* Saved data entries
● ● ● ● ● ● ●

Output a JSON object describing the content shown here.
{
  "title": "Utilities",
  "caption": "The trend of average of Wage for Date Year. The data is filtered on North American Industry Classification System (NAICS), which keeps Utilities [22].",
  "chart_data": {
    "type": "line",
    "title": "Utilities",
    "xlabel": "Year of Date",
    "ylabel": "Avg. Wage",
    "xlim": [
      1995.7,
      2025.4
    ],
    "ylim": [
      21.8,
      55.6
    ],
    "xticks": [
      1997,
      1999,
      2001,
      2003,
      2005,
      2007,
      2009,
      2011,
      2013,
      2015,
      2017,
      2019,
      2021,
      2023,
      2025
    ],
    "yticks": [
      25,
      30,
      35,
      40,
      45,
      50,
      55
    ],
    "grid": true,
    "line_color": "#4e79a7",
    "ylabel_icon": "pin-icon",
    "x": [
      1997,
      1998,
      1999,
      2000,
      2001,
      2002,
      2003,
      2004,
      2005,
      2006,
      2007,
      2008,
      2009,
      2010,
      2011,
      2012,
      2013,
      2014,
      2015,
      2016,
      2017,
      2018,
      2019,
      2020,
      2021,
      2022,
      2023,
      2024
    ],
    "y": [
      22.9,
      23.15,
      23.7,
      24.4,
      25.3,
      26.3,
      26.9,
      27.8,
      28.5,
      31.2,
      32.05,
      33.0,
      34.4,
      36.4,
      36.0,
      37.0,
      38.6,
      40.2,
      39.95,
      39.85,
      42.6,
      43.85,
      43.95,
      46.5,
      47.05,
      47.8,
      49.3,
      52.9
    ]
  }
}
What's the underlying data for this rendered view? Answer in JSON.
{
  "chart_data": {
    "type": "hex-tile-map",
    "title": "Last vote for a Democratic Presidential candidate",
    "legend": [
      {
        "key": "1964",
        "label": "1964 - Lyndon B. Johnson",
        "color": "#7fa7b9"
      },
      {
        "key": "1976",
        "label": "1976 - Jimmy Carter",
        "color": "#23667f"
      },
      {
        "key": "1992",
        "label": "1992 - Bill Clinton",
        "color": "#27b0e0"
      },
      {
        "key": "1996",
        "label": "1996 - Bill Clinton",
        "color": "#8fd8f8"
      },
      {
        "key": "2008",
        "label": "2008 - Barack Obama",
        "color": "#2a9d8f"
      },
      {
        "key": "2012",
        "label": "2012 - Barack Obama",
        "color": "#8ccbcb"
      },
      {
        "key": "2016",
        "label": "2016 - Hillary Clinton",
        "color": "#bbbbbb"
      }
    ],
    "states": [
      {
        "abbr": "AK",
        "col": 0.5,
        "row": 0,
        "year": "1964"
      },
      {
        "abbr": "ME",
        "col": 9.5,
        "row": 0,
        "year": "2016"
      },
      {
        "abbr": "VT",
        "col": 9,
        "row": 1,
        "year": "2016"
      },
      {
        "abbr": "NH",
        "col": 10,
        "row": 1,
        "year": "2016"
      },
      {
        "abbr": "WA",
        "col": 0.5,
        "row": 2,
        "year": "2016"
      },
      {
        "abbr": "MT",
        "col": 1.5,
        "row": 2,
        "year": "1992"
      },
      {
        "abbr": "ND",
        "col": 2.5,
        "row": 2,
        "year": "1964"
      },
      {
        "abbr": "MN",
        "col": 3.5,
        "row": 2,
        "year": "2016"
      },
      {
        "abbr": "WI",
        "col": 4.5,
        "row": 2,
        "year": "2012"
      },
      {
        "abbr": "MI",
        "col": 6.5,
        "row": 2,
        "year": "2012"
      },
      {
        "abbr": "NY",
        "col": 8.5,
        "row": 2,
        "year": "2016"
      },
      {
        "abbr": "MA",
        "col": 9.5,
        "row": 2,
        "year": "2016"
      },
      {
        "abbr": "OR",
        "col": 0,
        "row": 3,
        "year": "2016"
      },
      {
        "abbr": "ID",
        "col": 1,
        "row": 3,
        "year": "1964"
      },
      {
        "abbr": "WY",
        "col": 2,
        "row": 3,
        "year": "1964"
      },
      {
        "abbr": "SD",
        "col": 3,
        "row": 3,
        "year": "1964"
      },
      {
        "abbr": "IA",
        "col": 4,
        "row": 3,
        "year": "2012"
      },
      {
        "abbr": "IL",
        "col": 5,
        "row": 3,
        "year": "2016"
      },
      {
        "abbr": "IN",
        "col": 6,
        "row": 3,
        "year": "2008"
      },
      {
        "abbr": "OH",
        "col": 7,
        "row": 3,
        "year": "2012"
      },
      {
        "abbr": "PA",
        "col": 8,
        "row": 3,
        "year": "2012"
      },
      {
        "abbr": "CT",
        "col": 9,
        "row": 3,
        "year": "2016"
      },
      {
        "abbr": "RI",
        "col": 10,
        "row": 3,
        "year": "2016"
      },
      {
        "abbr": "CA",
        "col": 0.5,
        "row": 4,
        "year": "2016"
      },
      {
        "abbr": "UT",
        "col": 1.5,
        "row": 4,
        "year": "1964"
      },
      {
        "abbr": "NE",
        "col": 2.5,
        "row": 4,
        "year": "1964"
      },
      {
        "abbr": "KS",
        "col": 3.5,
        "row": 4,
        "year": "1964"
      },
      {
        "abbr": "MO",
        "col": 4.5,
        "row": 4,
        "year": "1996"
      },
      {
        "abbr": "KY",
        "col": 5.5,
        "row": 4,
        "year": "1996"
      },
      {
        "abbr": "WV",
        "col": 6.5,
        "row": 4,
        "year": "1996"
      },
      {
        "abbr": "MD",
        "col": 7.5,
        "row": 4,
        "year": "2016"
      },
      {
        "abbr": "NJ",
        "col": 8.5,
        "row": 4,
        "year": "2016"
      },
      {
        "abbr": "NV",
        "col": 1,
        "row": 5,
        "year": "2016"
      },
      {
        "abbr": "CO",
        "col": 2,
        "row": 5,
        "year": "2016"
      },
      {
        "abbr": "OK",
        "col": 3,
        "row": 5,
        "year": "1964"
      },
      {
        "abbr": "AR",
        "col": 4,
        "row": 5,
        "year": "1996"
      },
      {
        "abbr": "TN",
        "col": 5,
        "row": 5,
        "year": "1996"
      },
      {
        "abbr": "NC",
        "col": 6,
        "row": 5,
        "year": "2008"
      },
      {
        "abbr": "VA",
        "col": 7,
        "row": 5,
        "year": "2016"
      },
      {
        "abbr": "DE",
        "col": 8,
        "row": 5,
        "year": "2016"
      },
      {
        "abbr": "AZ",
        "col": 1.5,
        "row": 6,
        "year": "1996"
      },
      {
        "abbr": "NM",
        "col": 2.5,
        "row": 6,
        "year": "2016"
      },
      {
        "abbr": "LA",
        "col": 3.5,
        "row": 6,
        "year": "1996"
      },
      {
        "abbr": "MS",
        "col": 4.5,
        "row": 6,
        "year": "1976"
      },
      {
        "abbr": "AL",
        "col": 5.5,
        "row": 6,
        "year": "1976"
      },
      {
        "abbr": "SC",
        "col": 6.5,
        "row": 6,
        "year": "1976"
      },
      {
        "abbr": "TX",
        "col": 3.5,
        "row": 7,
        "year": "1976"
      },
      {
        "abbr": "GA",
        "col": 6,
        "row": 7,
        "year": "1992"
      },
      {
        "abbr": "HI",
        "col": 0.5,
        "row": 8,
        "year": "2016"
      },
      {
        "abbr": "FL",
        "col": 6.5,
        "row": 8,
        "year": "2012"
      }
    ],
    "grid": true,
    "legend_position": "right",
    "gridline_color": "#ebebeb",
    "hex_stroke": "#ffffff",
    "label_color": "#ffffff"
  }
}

● ● ● ● ● ● ●

* Stated exercise
Identify the lines that contain the string "ffffff", and copy every one of them.

* Solution
    "hex_stroke": "#ffffff",
    "label_color": "#ffffff"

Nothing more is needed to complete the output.